- INPUT ROWS:
• • •

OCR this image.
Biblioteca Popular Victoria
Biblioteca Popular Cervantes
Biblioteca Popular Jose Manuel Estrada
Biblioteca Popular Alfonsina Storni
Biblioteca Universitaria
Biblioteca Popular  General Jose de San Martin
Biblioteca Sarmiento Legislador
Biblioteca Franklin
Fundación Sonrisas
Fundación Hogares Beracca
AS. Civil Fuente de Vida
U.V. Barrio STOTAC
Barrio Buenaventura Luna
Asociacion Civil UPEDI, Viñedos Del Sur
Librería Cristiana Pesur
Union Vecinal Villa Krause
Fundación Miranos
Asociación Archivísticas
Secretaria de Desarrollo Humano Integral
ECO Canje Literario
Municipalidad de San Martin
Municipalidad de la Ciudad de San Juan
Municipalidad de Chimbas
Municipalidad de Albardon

• • •

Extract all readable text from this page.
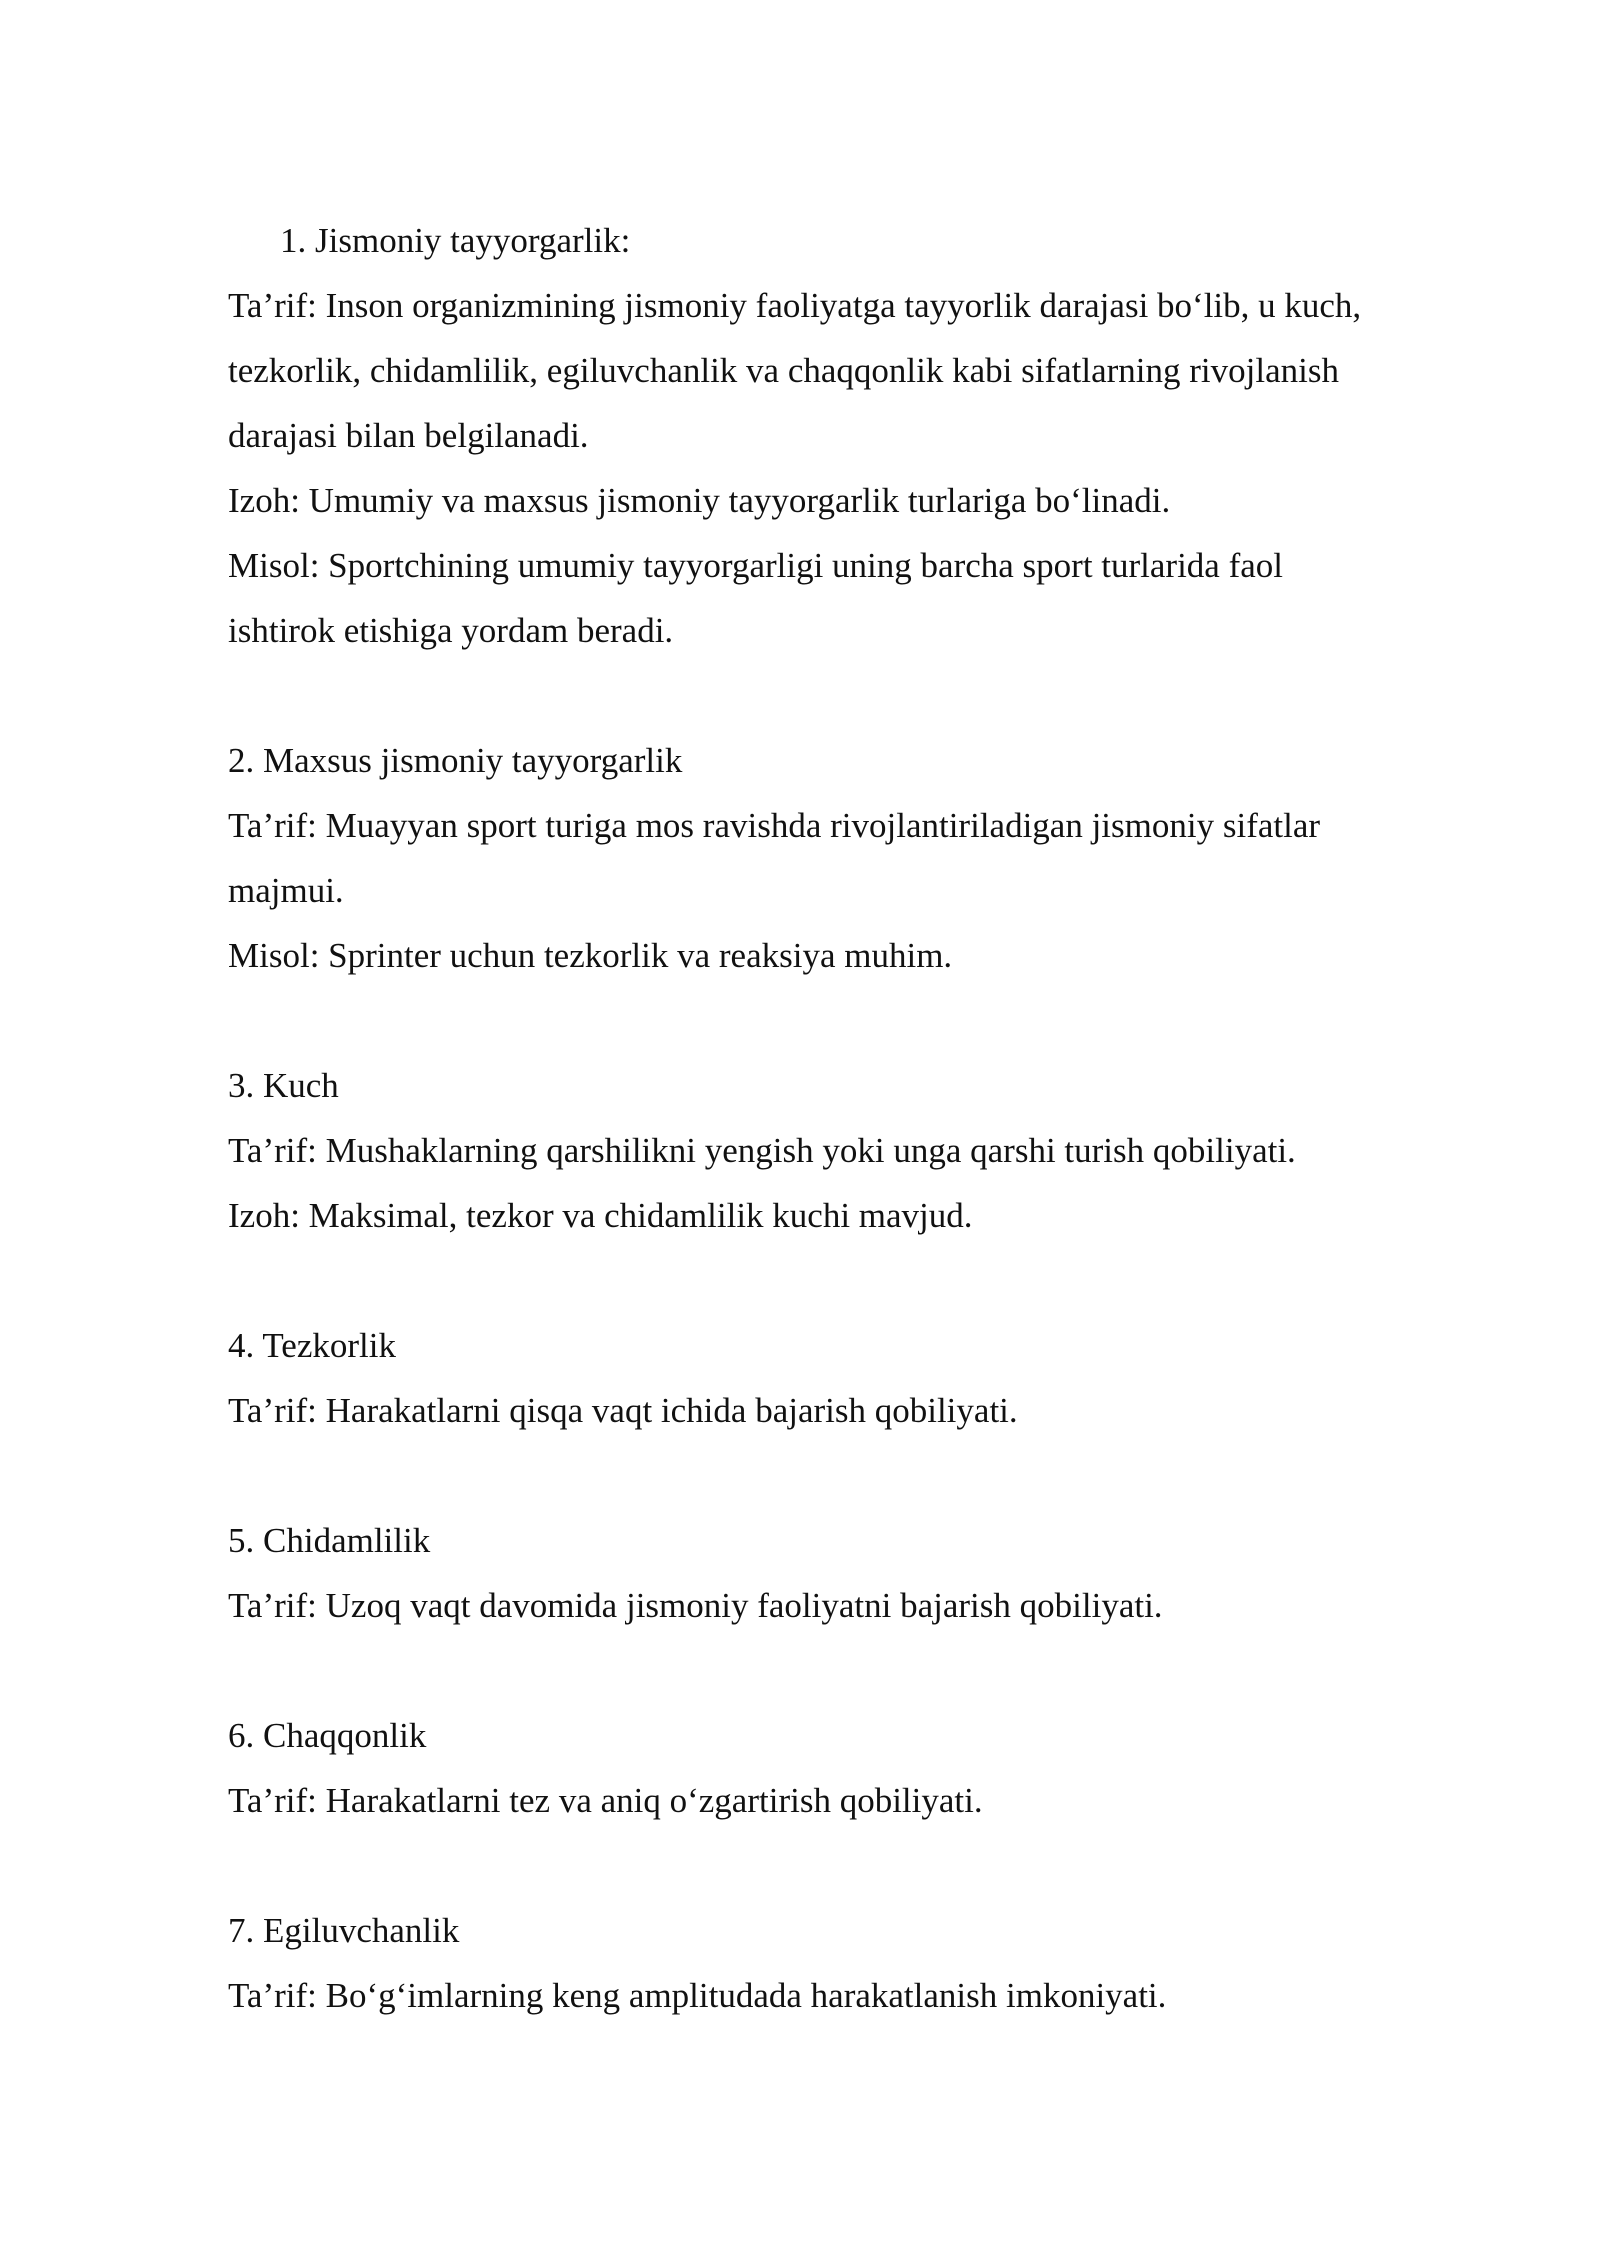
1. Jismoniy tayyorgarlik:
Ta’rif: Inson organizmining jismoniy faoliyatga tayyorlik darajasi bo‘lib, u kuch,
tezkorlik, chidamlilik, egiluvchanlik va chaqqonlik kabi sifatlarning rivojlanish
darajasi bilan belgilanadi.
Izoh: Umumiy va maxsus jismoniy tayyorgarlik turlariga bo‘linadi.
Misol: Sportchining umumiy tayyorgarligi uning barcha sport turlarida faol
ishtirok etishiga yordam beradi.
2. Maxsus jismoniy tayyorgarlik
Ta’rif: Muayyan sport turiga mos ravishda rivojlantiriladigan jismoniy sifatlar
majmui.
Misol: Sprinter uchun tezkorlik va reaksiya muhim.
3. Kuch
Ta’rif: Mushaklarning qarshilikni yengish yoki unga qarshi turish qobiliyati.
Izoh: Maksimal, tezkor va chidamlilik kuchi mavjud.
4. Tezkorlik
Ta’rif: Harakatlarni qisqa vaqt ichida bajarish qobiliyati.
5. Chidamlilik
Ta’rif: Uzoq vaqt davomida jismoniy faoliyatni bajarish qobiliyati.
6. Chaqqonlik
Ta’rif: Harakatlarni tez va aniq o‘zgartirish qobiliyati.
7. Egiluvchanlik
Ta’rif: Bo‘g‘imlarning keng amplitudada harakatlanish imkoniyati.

• • •

- DIRECTION:
Go through the listing above and list every line that has the word "Izoh".

- TASK ANSWER:
Izoh: Umumiy va maxsus jismoniy tayyorgarlik turlariga bo‘linadi.
Izoh: Maksimal, tezkor va chidamlilik kuchi mavjud.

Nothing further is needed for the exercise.